-- What you will do --
Switch every occurrence of "bullet-icon" to "bullet-marker" in the items below, leaving all other text unchanged. Omit the pictures from your copy.

-- Working data --
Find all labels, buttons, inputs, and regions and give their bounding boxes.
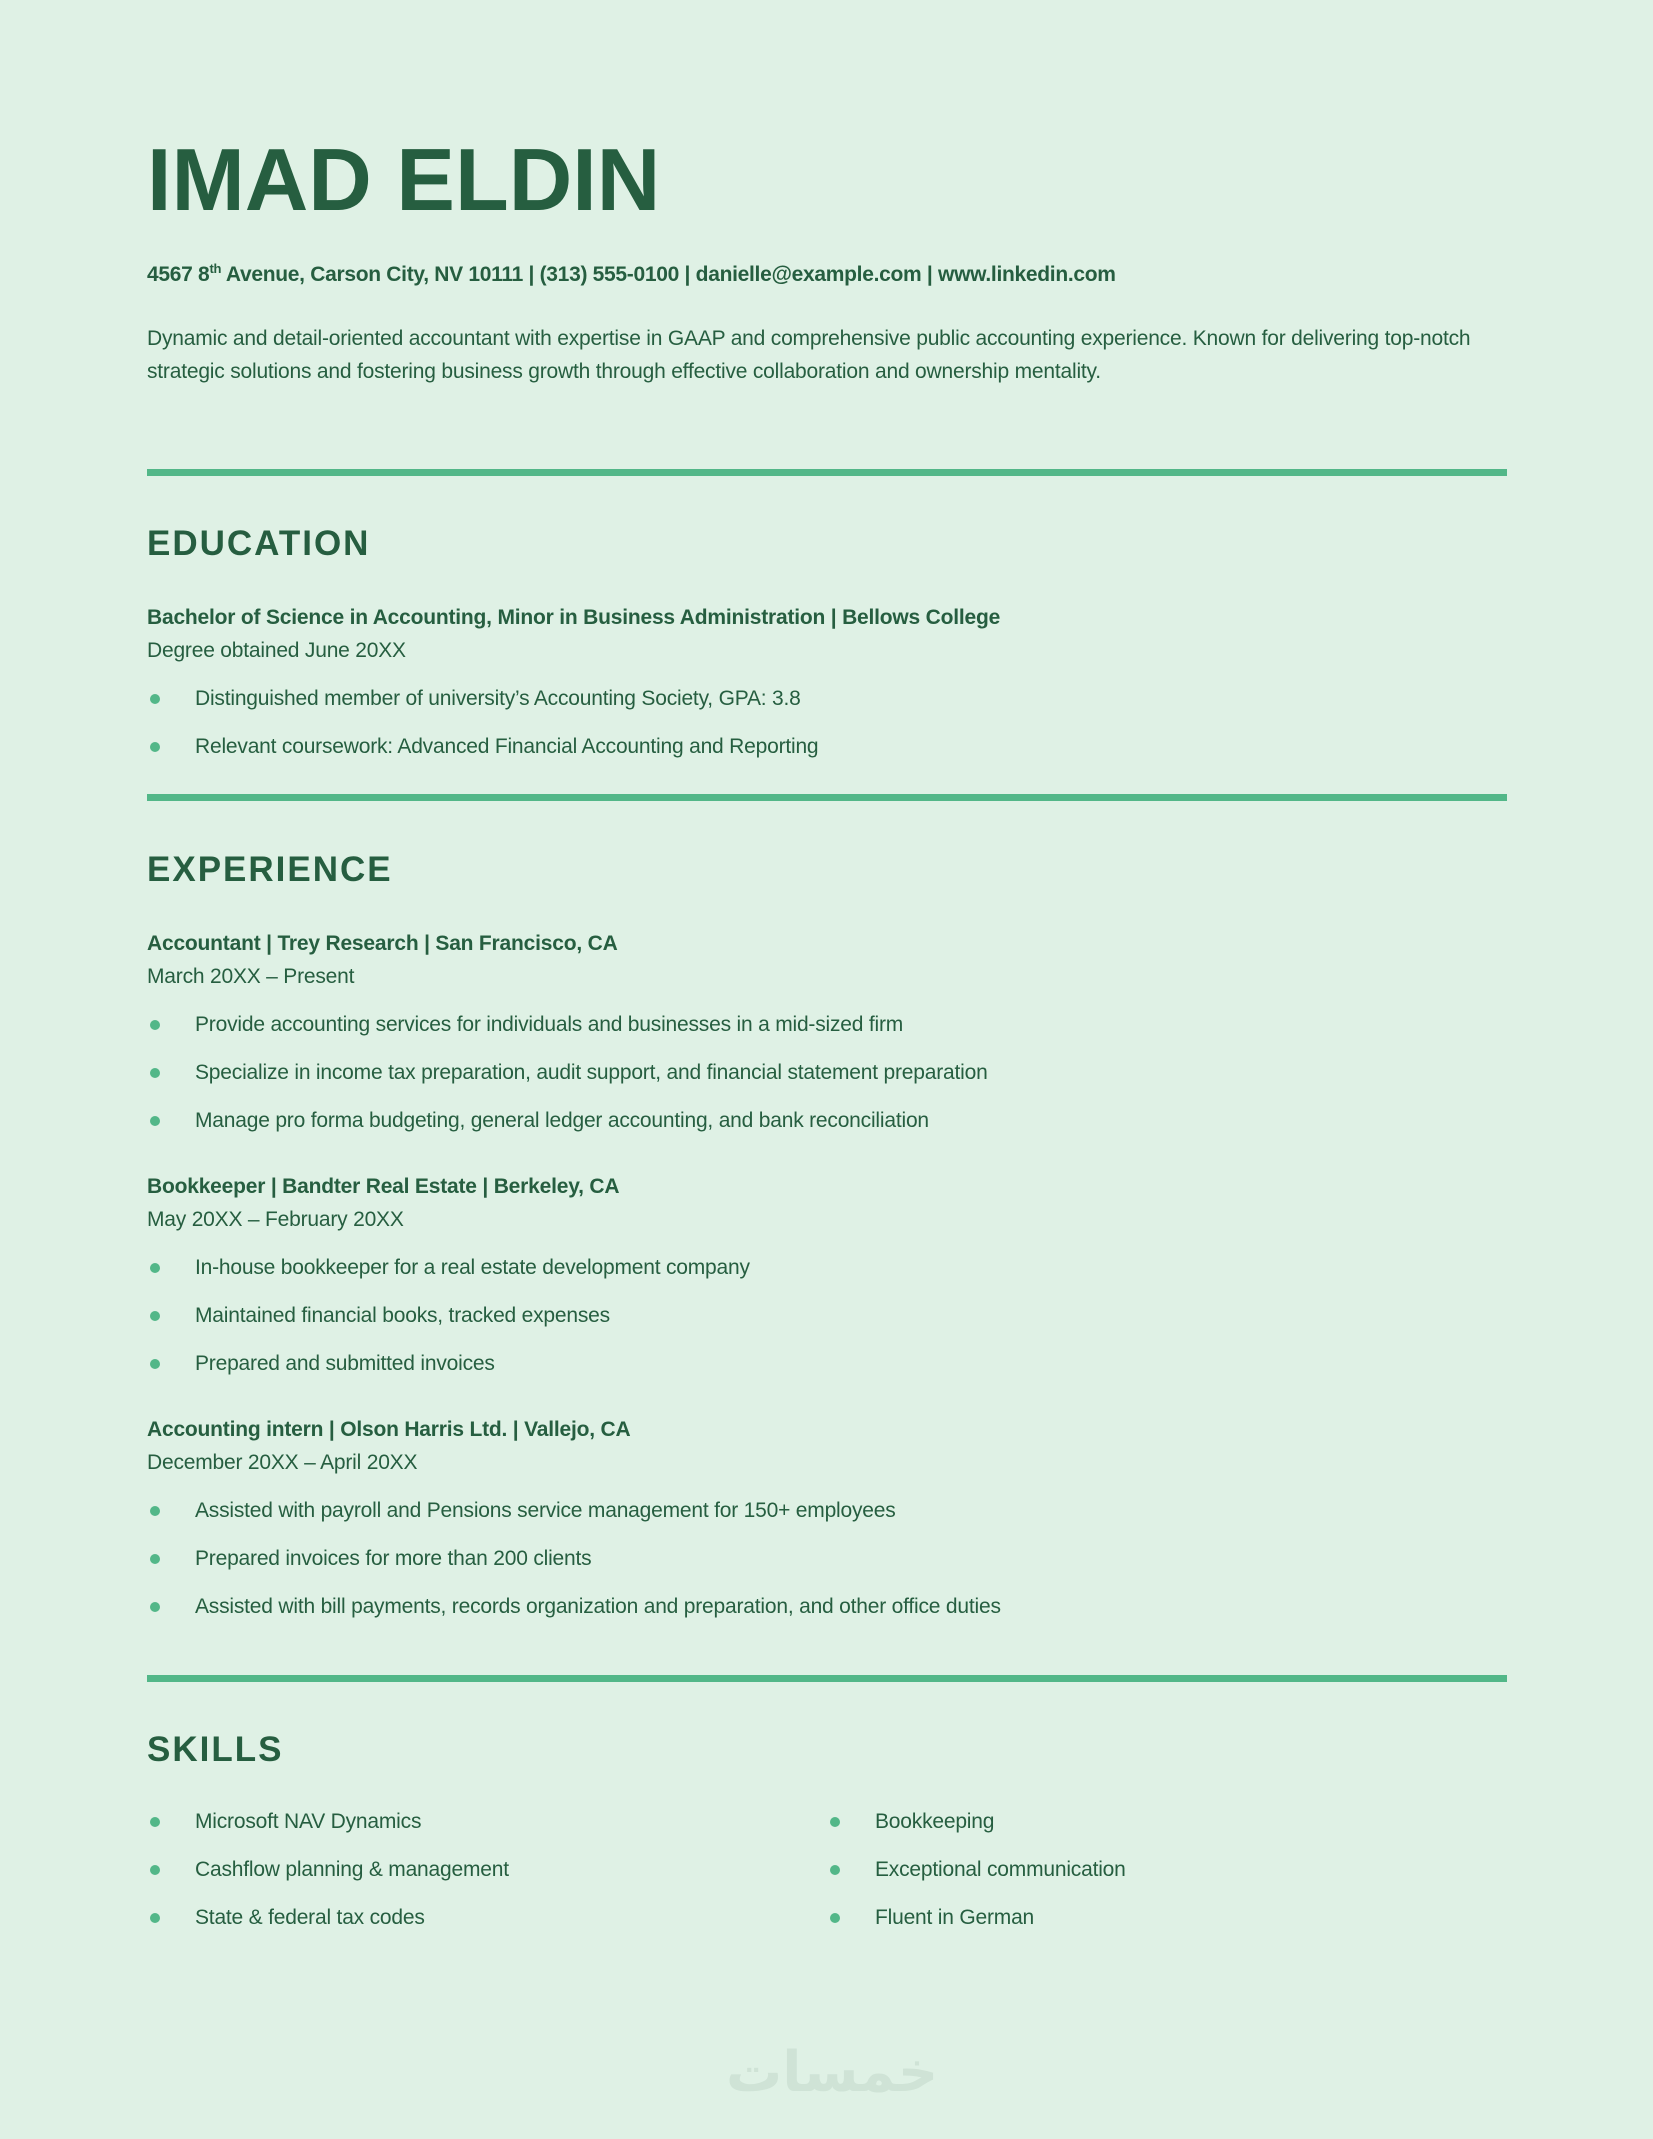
section-heading: EDUCATION <box>147 524 371 563</box>
job-date: March 20XX – Present <box>147 965 355 988</box>
skills-section <box>147 1728 1507 1934</box>
bullet-icon <box>830 1865 840 1875</box>
bullet-icon <box>150 1554 160 1564</box>
job-title: Accounting intern | Olson Harris Ltd. | Vallejo, CA <box>147 1418 631 1441</box>
bullet-icon <box>830 1817 840 1827</box>
bullet-icon <box>150 1865 160 1875</box>
job-entry <box>147 1413 1507 1623</box>
list-item <box>147 1347 1507 1380</box>
divider <box>147 469 1507 476</box>
list-item <box>147 730 1507 763</box>
job-date: May 20XX – February 20XX <box>147 1208 404 1231</box>
job-entry <box>147 1170 1507 1380</box>
divider <box>147 1675 1507 1682</box>
section-heading: EXPERIENCE <box>147 850 393 889</box>
bullet-text: In-house bookkeeper for a real estate development company <box>195 1256 750 1279</box>
list-item <box>147 1542 1507 1575</box>
bullet-text: Prepared and submitted invoices <box>195 1352 495 1375</box>
skill-item <box>147 1805 827 1838</box>
skill-text: Cashflow planning & management <box>195 1858 509 1881</box>
job-title: Bookkeeper | Bandter Real Estate | Berkeley, CA <box>147 1175 620 1198</box>
bullet-icon <box>150 694 160 704</box>
job-title: Accountant | Trey Research | San Francisco, CA <box>147 932 618 955</box>
bullet-text: Specialize in income tax preparation, audit support, and financial statement preparation <box>195 1061 988 1084</box>
bullet-icon <box>150 1020 160 1030</box>
bullet-icon <box>150 1359 160 1369</box>
skill-item <box>147 1901 827 1934</box>
address-number: 4567 8 <box>147 263 210 286</box>
list-item <box>147 1299 1507 1332</box>
bullet-text: Prepared invoices for more than 200 clients <box>195 1547 592 1570</box>
skill-item <box>827 1853 1507 1886</box>
summary: Dynamic and detail-oriented accountant with expertise in GAAP and comprehensive public accounting experience. Known for delivering top-notch strategic solutions and fostering business growth through effective collaboration and ownership mentality. <box>147 327 1471 383</box>
skill-text: Exceptional communication <box>875 1858 1126 1881</box>
bullet-icon <box>150 1817 160 1827</box>
skill-text: State & federal tax codes <box>195 1906 425 1929</box>
list-item <box>147 682 1507 715</box>
skills-left-list <box>147 1805 827 1934</box>
section-heading: SKILLS <box>147 1730 284 1769</box>
bullet-icon <box>830 1913 840 1923</box>
degree-date: Degree obtained June 20XX <box>147 639 406 662</box>
bullet-text: Distinguished member of university’s Accounting Society, GPA: 3.8 <box>195 687 801 710</box>
address-superscript: th <box>209 261 222 276</box>
bullet-text: Maintained financial books, tracked expenses <box>195 1304 610 1327</box>
skill-text: Bookkeeping <box>875 1810 995 1833</box>
experience-section <box>147 848 1507 1623</box>
bullet-icon <box>150 1913 160 1923</box>
contact-details: Avenue, Carson City, NV 10111 | (313) 555-0100 | danielle@example.com | www.linkedin.com <box>221 263 1116 286</box>
bullet-icon <box>150 1068 160 1078</box>
bullet-text: Assisted with payroll and Pensions service management for 150+ employees <box>195 1499 896 1522</box>
job-entry <box>147 927 1507 1137</box>
candidate-name: IMAD ELDIN <box>147 130 661 229</box>
bullet-icon <box>150 1263 160 1273</box>
job-date: December 20XX – April 20XX <box>147 1451 418 1474</box>
bullet-text: Manage pro forma budgeting, general ledger accounting, and bank reconciliation <box>195 1109 929 1132</box>
skill-item <box>827 1805 1507 1838</box>
skill-item <box>827 1901 1507 1934</box>
bullet-icon <box>150 742 160 752</box>
list-item <box>147 1104 1507 1137</box>
contact-line <box>147 258 1507 291</box>
degree: Bachelor of Science in Accounting, Minor in Business Administration | Bellows College <box>147 606 1001 629</box>
bullet-icon <box>150 1116 160 1126</box>
skills-right-list <box>827 1805 1507 1934</box>
list-item <box>147 1590 1507 1623</box>
education-section <box>147 522 1507 763</box>
list-item <box>147 1251 1507 1284</box>
bullet-icon <box>150 1311 160 1321</box>
bullet-text: Assisted with bill payments, records organization and preparation, and other office duties <box>195 1595 1001 1618</box>
watermark-logo: خمسات <box>726 2040 939 2105</box>
skill-item <box>147 1853 827 1886</box>
bullet-text: Provide accounting services for individuals and businesses in a mid-sized firm <box>195 1013 904 1036</box>
divider <box>147 794 1507 801</box>
bullet-icon <box>150 1506 160 1516</box>
list-item <box>147 1008 1507 1041</box>
bullet-text: Relevant coursework: Advanced Financial Accounting and Reporting <box>195 735 819 758</box>
bullet-icon <box>150 1602 160 1612</box>
list-item <box>147 1056 1507 1089</box>
list-item <box>147 1494 1507 1527</box>
skill-text: Microsoft NAV Dynamics <box>195 1810 422 1833</box>
skill-text: Fluent in German <box>875 1906 1035 1929</box>
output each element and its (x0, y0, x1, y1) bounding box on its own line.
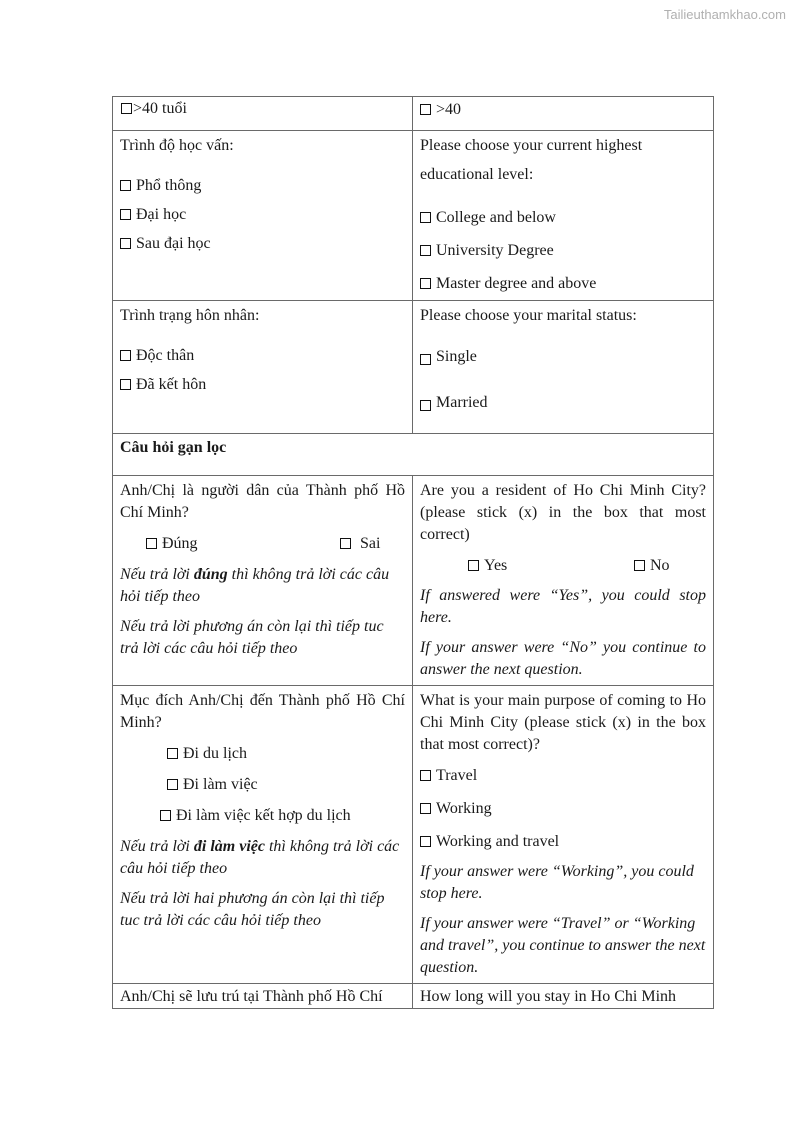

-- Answer to this problem --
Find all labels, buttons, inputs, and regions and give their bounding boxes.
section-heading: EDUCATION <box>147 524 371 563</box>
job-date: March 20XX – Present <box>147 965 355 988</box>
skills-section <box>147 1728 1507 1934</box>
bullet-marker <box>830 1865 840 1875</box>
bullet-marker <box>150 1554 160 1564</box>
job-title: Accounting intern | Olson Harris Ltd. | Vallejo, CA <box>147 1418 631 1441</box>
bullet-marker <box>830 1817 840 1827</box>
bullet-marker <box>150 1865 160 1875</box>
job-entry <box>147 1413 1507 1623</box>
list-item <box>147 1347 1507 1380</box>
divider <box>147 469 1507 476</box>
list-item <box>147 730 1507 763</box>
job-date: May 20XX – February 20XX <box>147 1208 404 1231</box>
job-entry <box>147 1170 1507 1380</box>
divider <box>147 1675 1507 1682</box>
section-heading: EXPERIENCE <box>147 850 393 889</box>
bullet-text: In-house bookkeeper for a real estate development company <box>195 1256 750 1279</box>
list-item <box>147 1542 1507 1575</box>
bullet-text: Prepared and submitted invoices <box>195 1352 495 1375</box>
skill-item <box>147 1805 827 1838</box>
skill-text: Cashflow planning & management <box>195 1858 509 1881</box>
job-title: Bookkeeper | Bandter Real Estate | Berkeley, CA <box>147 1175 620 1198</box>
bullet-marker <box>150 694 160 704</box>
job-title: Accountant | Trey Research | San Francisco, CA <box>147 932 618 955</box>
bullet-text: Specialize in income tax preparation, audit support, and financial statement preparation <box>195 1061 988 1084</box>
bullet-marker <box>150 1020 160 1030</box>
bullet-marker <box>150 1359 160 1369</box>
skill-item <box>147 1901 827 1934</box>
address-number: 4567 8 <box>147 263 210 286</box>
list-item <box>147 1299 1507 1332</box>
bullet-text: Prepared invoices for more than 200 clients <box>195 1547 592 1570</box>
skill-item <box>827 1853 1507 1886</box>
summary: Dynamic and detail-oriented accountant with expertise in GAAP and comprehensive public accounting experience. Known for delivering top-notch strategic solutions and fostering business growth through effective collaboration and ownership mentality. <box>147 327 1471 383</box>
skill-text: Exceptional communication <box>875 1858 1126 1881</box>
bullet-marker <box>150 1817 160 1827</box>
skill-text: State & federal tax codes <box>195 1906 425 1929</box>
list-item <box>147 682 1507 715</box>
skills-left-list <box>147 1805 827 1934</box>
section-heading: SKILLS <box>147 1730 284 1769</box>
bullet-marker <box>830 1913 840 1923</box>
degree-date: Degree obtained June 20XX <box>147 639 406 662</box>
bullet-text: Distinguished member of university’s Accounting Society, GPA: 3.8 <box>195 687 801 710</box>
address-superscript: th <box>209 261 222 276</box>
bullet-text: Maintained financial books, tracked expenses <box>195 1304 610 1327</box>
skill-text: Bookkeeping <box>875 1810 995 1833</box>
experience-section <box>147 848 1507 1623</box>
bullet-marker <box>150 1913 160 1923</box>
contact-details: Avenue, Carson City, NV 10111 | (313) 555-0100 | danielle@example.com | www.linkedin.com <box>221 263 1116 286</box>
bullet-marker <box>150 1068 160 1078</box>
bullet-text: Assisted with payroll and Pensions service management for 150+ employees <box>195 1499 896 1522</box>
job-entry <box>147 927 1507 1137</box>
candidate-name: IMAD ELDIN <box>147 130 661 229</box>
bullet-marker <box>150 1263 160 1273</box>
job-date: December 20XX – April 20XX <box>147 1451 418 1474</box>
bullet-text: Manage pro forma budgeting, general ledger accounting, and bank reconciliation <box>195 1109 929 1132</box>
skill-item <box>827 1805 1507 1838</box>
skill-item <box>827 1901 1507 1934</box>
bullet-marker <box>150 742 160 752</box>
list-item <box>147 1104 1507 1137</box>
contact-line <box>147 258 1507 291</box>
degree: Bachelor of Science in Accounting, Minor in Business Administration | Bellows College <box>147 606 1001 629</box>
bullet-marker <box>150 1116 160 1126</box>
skills-right-list <box>827 1805 1507 1934</box>
list-item <box>147 1590 1507 1623</box>
education-section <box>147 522 1507 763</box>
list-item <box>147 1251 1507 1284</box>
bullet-marker <box>150 1311 160 1321</box>
bullet-text: Assisted with bill payments, records organization and preparation, and other office duties <box>195 1595 1001 1618</box>
watermark-logo: خمسات <box>726 2040 939 2105</box>
skill-item <box>147 1853 827 1886</box>
bullet-text: Provide accounting services for individuals and businesses in a mid-sized firm <box>195 1013 904 1036</box>
divider <box>147 794 1507 801</box>
bullet-marker <box>150 1506 160 1516</box>
list-item <box>147 1008 1507 1041</box>
bullet-text: Relevant coursework: Advanced Financial Accounting and Reporting <box>195 735 819 758</box>
bullet-marker <box>150 1602 160 1612</box>
list-item <box>147 1056 1507 1089</box>
list-item <box>147 1494 1507 1527</box>
skill-text: Microsoft NAV Dynamics <box>195 1810 422 1833</box>
skill-text: Fluent in German <box>875 1906 1035 1929</box>
output each element and its (x0, y0, x1, y1) bounding box on its own line.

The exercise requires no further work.